───── RECORDS FOR THE EXERCISE ─────

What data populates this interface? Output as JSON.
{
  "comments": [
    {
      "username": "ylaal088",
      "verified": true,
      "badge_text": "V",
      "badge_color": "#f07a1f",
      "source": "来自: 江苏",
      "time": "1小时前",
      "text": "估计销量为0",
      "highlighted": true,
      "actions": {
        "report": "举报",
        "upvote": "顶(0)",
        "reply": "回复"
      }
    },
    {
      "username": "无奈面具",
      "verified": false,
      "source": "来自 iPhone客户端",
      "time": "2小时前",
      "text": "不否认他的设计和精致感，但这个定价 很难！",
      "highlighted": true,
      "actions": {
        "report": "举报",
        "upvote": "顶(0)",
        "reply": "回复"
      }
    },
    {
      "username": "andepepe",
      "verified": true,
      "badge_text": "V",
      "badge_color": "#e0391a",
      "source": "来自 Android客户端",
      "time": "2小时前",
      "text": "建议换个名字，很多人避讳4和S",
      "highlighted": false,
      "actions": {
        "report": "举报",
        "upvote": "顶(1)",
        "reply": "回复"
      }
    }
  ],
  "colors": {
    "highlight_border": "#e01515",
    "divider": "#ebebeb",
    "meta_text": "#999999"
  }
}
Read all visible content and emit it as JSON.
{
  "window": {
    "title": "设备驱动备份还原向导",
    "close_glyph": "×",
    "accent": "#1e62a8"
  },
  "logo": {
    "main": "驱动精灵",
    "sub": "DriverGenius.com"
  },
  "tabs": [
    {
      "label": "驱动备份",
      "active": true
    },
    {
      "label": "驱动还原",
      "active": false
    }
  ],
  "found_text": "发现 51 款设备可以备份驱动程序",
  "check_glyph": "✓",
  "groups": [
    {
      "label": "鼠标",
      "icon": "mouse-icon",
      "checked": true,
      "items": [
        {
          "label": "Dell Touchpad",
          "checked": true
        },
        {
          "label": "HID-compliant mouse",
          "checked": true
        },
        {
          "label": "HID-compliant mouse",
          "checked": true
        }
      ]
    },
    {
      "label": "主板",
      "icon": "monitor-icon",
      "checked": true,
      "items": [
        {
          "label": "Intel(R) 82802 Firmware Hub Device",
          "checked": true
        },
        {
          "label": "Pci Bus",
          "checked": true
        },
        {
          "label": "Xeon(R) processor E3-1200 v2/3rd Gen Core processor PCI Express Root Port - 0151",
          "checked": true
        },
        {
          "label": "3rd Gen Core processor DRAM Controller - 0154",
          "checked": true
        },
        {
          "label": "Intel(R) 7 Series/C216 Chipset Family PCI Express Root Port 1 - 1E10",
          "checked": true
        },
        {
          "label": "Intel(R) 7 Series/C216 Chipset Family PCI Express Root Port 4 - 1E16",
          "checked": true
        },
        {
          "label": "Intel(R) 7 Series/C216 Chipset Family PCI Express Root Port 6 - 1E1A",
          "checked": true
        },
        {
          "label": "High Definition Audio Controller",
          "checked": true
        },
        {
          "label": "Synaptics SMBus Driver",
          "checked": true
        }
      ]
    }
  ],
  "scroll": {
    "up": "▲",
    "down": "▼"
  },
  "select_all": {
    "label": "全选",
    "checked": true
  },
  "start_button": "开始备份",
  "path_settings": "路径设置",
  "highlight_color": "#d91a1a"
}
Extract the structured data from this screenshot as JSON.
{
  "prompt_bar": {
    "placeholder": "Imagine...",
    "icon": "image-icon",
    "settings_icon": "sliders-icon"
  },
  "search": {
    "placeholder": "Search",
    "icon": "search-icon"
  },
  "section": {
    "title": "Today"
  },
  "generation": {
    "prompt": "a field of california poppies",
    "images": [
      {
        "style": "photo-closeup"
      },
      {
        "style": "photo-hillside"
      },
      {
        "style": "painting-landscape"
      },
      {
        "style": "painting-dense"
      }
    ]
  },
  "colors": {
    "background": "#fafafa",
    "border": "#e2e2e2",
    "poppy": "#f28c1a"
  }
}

─────

GOAL OF THE EXERCISE | Retype the records in full. Keep every line identical to the original.

EXPECTED OUTPUT |
What data populates this interface? Output as JSON.
{
  "comments": [
    {
      "username": "ylaal088",
      "verified": true,
      "badge_text": "V",
      "badge_color": "#f07a1f",
      "source": "来自: 江苏",
      "time": "1小时前",
      "text": "估计销量为0",
      "highlighted": true,
      "actions": {
        "report": "举报",
        "upvote": "顶(0)",
        "reply": "回复"
      }
    },
    {
      "username": "无奈面具",
      "verified": false,
      "source": "来自 iPhone客户端",
      "time": "2小时前",
      "text": "不否认他的设计和精致感，但这个定价 很难！",
      "highlighted": true,
      "actions": {
        "report": "举报",
        "upvote": "顶(0)",
        "reply": "回复"
      }
    },
    {
      "username": "andepepe",
      "verified": true,
      "badge_text": "V",
      "badge_color": "#e0391a",
      "source": "来自 Android客户端",
      "time": "2小时前",
      "text": "建议换个名字，很多人避讳4和S",
      "highlighted": false,
      "actions": {
        "report": "举报",
        "upvote": "顶(1)",
        "reply": "回复"
      }
    }
  ],
  "colors": {
    "highlight_border": "#e01515",
    "divider": "#ebebeb",
    "meta_text": "#999999"
  }
}
Read all visible content and emit it as JSON.
{
  "window": {
    "title": "设备驱动备份还原向导",
    "close_glyph": "×",
    "accent": "#1e62a8"
  },
  "logo": {
    "main": "驱动精灵",
    "sub": "DriverGenius.com"
  },
  "tabs": [
    {
      "label": "驱动备份",
      "active": true
    },
    {
      "label": "驱动还原",
      "active": false
    }
  ],
  "found_text": "发现 51 款设备可以备份驱动程序",
  "check_glyph": "✓",
  "groups": [
    {
      "label": "鼠标",
      "icon": "mouse-icon",
      "checked": true,
      "items": [
        {
          "label": "Dell Touchpad",
          "checked": true
        },
        {
          "label": "HID-compliant mouse",
          "checked": true
        },
        {
          "label": "HID-compliant mouse",
          "checked": true
        }
      ]
    },
    {
      "label": "主板",
      "icon": "monitor-icon",
      "checked": true,
      "items": [
        {
          "label": "Intel(R) 82802 Firmware Hub Device",
          "checked": true
        },
        {
          "label": "Pci Bus",
          "checked": true
        },
        {
          "label": "Xeon(R) processor E3-1200 v2/3rd Gen Core processor PCI Express Root Port - 0151",
          "checked": true
        },
        {
          "label": "3rd Gen Core processor DRAM Controller - 0154",
          "checked": true
        },
        {
          "label": "Intel(R) 7 Series/C216 Chipset Family PCI Express Root Port 1 - 1E10",
          "checked": true
        },
        {
          "label": "Intel(R) 7 Series/C216 Chipset Family PCI Express Root Port 4 - 1E16",
          "checked": true
        },
        {
          "label": "Intel(R) 7 Series/C216 Chipset Family PCI Express Root Port 6 - 1E1A",
          "checked": true
        },
        {
          "label": "High Definition Audio Controller",
          "checked": true
        },
        {
          "label": "Synaptics SMBus Driver",
          "checked": true
        }
      ]
    }
  ],
  "scroll": {
    "up": "▲",
    "down": "▼"
  },
  "select_all": {
    "label": "全选",
    "checked": true
  },
  "start_button": "开始备份",
  "path_settings": "路径设置",
  "highlight_color": "#d91a1a"
}
Extract the structured data from this screenshot as JSON.
{
  "prompt_bar": {
    "placeholder": "Imagine...",
    "icon": "image-icon",
    "settings_icon": "sliders-icon"
  },
  "search": {
    "placeholder": "Search",
    "icon": "search-icon"
  },
  "section": {
    "title": "Today"
  },
  "generation": {
    "prompt": "a field of california poppies",
    "images": [
      {
        "style": "photo-closeup"
      },
      {
        "style": "photo-hillside"
      },
      {
        "style": "painting-landscape"
      },
      {
        "style": "painting-dense"
      }
    ]
  },
  "colors": {
    "background": "#fafafa",
    "border": "#e2e2e2",
    "poppy": "#f28c1a"
  }
}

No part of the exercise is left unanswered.